INSTRUCTION: Lines containing the word "duration" are to be located and copied.

= = = = = = =

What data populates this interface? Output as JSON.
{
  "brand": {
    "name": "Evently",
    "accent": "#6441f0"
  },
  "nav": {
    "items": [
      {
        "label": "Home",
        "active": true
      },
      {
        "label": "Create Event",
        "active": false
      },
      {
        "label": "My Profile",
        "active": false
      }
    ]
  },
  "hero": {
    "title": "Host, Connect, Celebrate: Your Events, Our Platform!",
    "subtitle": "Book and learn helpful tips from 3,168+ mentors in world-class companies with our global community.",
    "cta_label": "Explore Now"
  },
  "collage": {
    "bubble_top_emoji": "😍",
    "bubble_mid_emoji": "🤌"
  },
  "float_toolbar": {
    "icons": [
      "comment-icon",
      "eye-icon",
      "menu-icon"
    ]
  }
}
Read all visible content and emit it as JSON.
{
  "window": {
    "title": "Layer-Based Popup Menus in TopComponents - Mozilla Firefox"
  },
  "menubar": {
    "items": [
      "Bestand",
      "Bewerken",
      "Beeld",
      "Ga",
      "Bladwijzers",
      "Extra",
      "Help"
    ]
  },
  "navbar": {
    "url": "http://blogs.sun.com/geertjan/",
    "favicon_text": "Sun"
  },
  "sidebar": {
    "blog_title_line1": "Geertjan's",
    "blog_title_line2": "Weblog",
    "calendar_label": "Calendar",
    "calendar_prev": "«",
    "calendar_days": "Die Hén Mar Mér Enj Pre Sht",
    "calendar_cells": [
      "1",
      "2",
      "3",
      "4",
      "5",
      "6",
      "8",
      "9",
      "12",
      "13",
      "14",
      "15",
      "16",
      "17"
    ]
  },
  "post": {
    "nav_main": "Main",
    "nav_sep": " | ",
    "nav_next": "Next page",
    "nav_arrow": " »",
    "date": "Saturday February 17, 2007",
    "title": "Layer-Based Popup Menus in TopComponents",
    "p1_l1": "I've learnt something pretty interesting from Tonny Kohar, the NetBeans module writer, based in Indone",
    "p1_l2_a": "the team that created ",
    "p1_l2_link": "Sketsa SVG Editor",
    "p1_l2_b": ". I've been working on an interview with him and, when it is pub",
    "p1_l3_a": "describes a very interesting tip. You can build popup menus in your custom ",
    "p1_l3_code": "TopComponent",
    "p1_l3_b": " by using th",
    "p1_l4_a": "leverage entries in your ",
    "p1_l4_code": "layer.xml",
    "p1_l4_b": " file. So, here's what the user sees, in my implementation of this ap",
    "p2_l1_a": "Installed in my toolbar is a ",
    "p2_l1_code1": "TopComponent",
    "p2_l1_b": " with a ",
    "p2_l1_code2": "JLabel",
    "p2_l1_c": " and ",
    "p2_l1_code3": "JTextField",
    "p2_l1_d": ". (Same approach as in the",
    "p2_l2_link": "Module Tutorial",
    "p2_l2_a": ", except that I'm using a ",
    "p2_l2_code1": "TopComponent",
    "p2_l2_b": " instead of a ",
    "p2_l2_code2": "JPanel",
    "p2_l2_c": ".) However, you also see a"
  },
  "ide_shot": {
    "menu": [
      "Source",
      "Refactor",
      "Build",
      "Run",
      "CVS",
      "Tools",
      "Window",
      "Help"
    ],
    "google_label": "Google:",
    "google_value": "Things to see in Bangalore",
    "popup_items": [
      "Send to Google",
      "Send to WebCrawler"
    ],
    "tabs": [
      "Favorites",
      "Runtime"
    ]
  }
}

= = = = = = =

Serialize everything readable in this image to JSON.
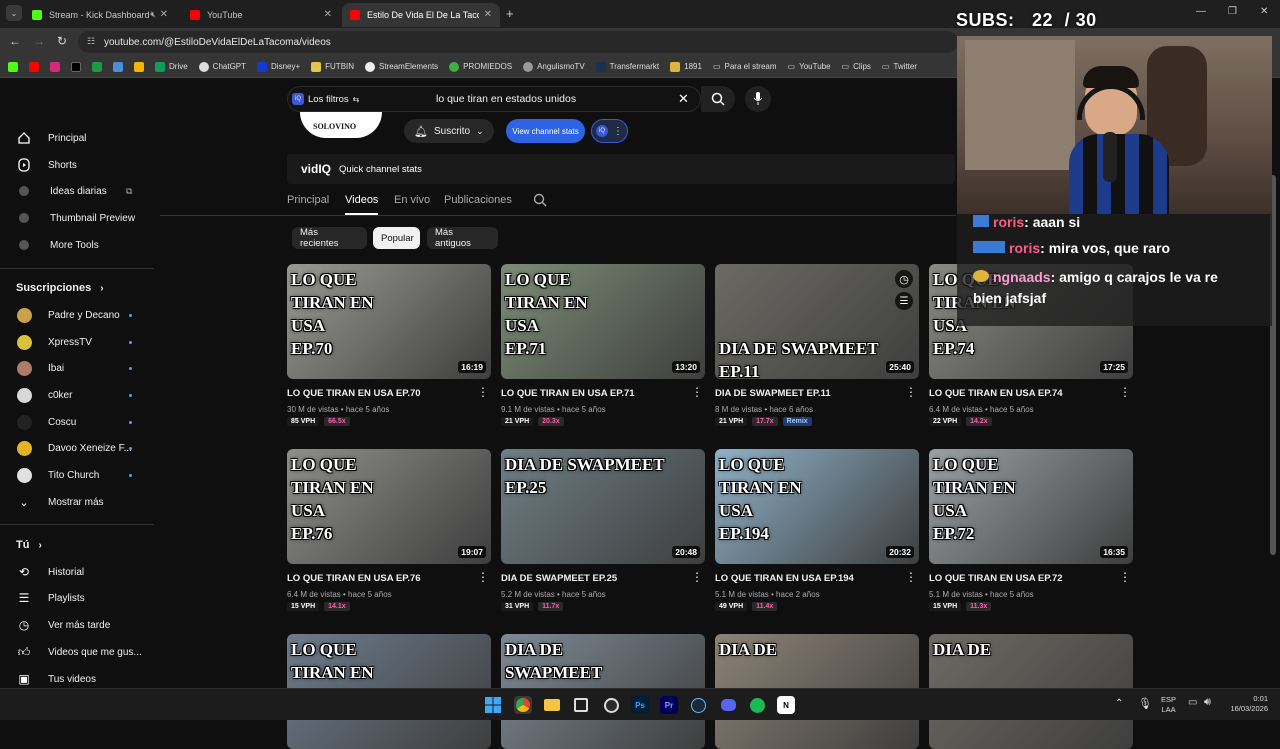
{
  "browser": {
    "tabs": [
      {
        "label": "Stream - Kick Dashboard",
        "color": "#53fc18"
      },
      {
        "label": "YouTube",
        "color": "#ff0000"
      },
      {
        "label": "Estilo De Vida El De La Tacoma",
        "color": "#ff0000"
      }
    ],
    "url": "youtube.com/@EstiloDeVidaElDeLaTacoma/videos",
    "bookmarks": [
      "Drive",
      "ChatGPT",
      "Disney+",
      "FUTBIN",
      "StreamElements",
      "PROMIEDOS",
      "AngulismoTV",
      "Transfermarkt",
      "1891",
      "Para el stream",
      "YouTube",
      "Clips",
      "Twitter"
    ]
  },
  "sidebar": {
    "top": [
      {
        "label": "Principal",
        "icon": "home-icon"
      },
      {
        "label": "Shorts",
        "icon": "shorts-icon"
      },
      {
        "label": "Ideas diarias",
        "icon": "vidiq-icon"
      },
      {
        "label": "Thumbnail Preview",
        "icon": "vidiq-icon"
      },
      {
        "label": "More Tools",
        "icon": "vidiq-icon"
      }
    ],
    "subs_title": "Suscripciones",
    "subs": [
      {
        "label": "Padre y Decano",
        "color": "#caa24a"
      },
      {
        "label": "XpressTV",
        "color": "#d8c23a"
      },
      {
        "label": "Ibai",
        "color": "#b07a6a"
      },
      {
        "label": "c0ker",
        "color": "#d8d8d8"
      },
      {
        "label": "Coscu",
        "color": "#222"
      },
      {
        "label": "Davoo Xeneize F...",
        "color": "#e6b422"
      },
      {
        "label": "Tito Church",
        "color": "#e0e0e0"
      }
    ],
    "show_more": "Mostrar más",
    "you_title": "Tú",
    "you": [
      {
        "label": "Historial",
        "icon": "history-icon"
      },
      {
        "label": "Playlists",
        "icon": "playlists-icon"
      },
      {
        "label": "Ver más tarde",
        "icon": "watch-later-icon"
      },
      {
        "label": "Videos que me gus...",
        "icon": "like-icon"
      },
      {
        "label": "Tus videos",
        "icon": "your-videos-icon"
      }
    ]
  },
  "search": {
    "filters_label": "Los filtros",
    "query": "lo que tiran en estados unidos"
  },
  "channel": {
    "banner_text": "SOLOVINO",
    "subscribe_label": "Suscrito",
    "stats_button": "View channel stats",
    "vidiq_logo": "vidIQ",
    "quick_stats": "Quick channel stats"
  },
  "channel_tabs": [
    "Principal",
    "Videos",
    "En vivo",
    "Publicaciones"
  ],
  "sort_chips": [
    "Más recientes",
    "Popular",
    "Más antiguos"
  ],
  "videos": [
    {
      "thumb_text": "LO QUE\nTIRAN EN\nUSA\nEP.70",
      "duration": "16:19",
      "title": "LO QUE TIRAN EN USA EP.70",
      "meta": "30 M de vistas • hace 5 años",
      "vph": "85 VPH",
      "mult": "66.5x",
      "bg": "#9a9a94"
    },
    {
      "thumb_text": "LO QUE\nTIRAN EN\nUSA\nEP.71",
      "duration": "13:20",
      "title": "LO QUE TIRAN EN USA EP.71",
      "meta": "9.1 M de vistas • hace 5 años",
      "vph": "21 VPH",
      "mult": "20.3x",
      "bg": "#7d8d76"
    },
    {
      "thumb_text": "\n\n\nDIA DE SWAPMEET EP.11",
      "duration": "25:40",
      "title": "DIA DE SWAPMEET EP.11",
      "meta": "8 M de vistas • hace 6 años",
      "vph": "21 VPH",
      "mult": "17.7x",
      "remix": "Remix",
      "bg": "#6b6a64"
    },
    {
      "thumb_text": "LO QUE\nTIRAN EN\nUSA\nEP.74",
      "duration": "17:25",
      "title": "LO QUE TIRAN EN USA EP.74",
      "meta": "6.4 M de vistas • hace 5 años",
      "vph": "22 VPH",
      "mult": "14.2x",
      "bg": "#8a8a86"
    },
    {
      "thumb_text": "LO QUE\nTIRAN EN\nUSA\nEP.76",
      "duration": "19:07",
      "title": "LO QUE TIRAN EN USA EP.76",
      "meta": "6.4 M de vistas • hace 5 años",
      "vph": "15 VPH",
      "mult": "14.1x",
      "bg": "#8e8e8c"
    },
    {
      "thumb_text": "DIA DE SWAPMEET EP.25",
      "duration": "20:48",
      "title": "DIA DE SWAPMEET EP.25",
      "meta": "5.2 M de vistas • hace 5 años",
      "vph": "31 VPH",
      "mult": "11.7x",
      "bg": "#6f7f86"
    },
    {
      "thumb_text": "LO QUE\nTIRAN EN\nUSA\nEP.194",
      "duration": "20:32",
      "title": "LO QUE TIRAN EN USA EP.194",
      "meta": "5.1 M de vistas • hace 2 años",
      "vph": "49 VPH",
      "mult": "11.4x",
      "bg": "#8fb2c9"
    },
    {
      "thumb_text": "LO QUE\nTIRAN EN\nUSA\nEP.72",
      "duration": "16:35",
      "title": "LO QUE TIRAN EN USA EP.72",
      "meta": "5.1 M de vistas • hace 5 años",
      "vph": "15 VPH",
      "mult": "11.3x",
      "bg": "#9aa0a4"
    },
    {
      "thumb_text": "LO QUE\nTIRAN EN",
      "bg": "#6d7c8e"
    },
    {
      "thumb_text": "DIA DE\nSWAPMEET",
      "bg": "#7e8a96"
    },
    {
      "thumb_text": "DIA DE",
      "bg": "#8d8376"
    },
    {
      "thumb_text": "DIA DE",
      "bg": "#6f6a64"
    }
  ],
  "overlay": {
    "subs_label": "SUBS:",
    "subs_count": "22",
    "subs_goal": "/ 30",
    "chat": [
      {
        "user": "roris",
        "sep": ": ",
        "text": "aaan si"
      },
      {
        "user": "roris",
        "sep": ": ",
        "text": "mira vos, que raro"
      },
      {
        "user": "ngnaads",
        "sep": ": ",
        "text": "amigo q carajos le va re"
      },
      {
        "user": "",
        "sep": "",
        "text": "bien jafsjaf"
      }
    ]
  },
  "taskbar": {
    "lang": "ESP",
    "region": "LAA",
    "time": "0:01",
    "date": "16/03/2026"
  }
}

= = = = = = =

FULL RESPONSE:
      "duration": "16:19",
      "duration": "13:20",
      "duration": "25:40",
      "duration": "17:25",
      "duration": "19:07",
      "duration": "20:48",
      "duration": "20:32",
      "duration": "16:35",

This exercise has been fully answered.